[Recorded information start]

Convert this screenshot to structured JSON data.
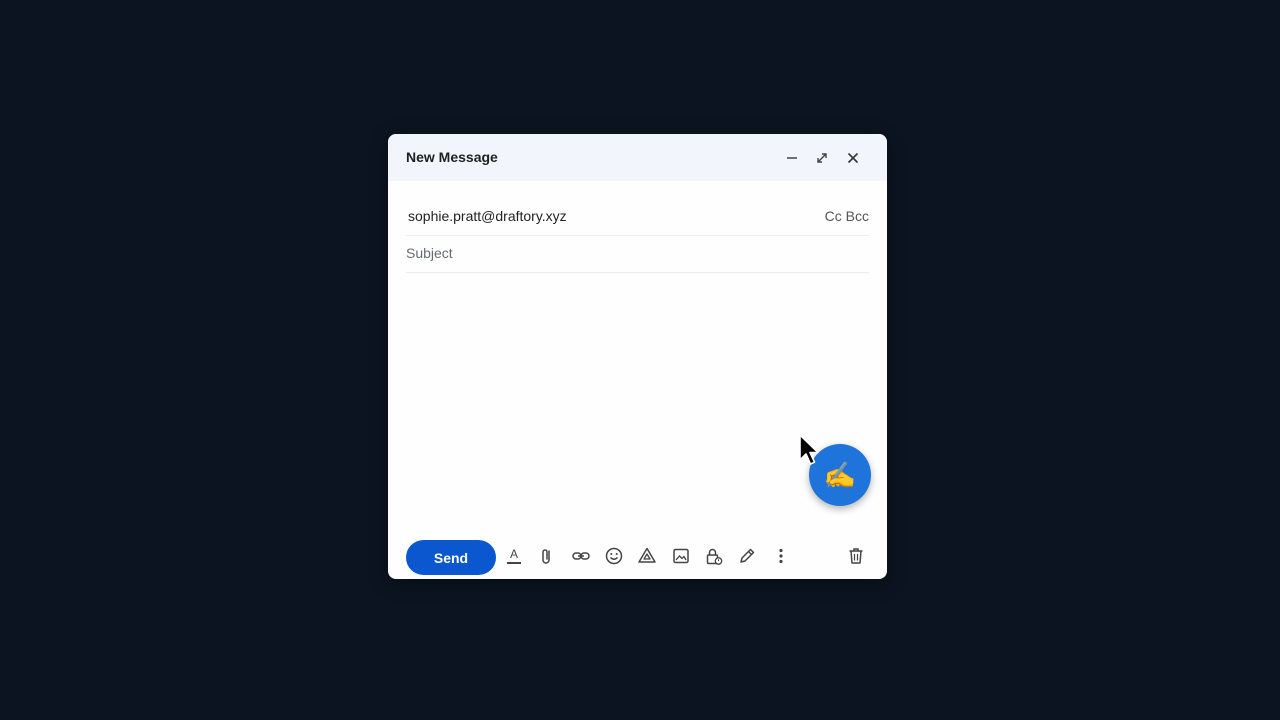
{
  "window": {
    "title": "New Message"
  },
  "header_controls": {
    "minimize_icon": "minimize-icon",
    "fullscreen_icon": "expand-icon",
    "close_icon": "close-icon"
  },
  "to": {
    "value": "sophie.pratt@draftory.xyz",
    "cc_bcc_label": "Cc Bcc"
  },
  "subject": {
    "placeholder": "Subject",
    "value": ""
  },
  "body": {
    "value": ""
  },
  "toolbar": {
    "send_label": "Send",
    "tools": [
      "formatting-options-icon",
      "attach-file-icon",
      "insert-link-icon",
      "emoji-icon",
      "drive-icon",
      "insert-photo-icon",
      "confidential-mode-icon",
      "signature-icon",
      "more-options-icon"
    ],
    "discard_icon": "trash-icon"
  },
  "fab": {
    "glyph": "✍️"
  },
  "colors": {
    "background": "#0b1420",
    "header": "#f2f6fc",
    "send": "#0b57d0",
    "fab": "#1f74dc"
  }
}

[Recorded information end]

**What you need to do:**
Omit the pictures and give the material again, exactly and in full.

**Response:**
Convert this screenshot to structured JSON data.
{
  "window": {
    "title": "New Message"
  },
  "header_controls": {
    "minimize_icon": "minimize-icon",
    "fullscreen_icon": "expand-icon",
    "close_icon": "close-icon"
  },
  "to": {
    "value": "sophie.pratt@draftory.xyz",
    "cc_bcc_label": "Cc Bcc"
  },
  "subject": {
    "placeholder": "Subject",
    "value": ""
  },
  "body": {
    "value": ""
  },
  "toolbar": {
    "send_label": "Send",
    "tools": [
      "formatting-options-icon",
      "attach-file-icon",
      "insert-link-icon",
      "emoji-icon",
      "drive-icon",
      "insert-photo-icon",
      "confidential-mode-icon",
      "signature-icon",
      "more-options-icon"
    ],
    "discard_icon": "trash-icon"
  },
  "fab": {
    "glyph": "✍️"
  },
  "colors": {
    "background": "#0b1420",
    "header": "#f2f6fc",
    "send": "#0b57d0",
    "fab": "#1f74dc"
  }
}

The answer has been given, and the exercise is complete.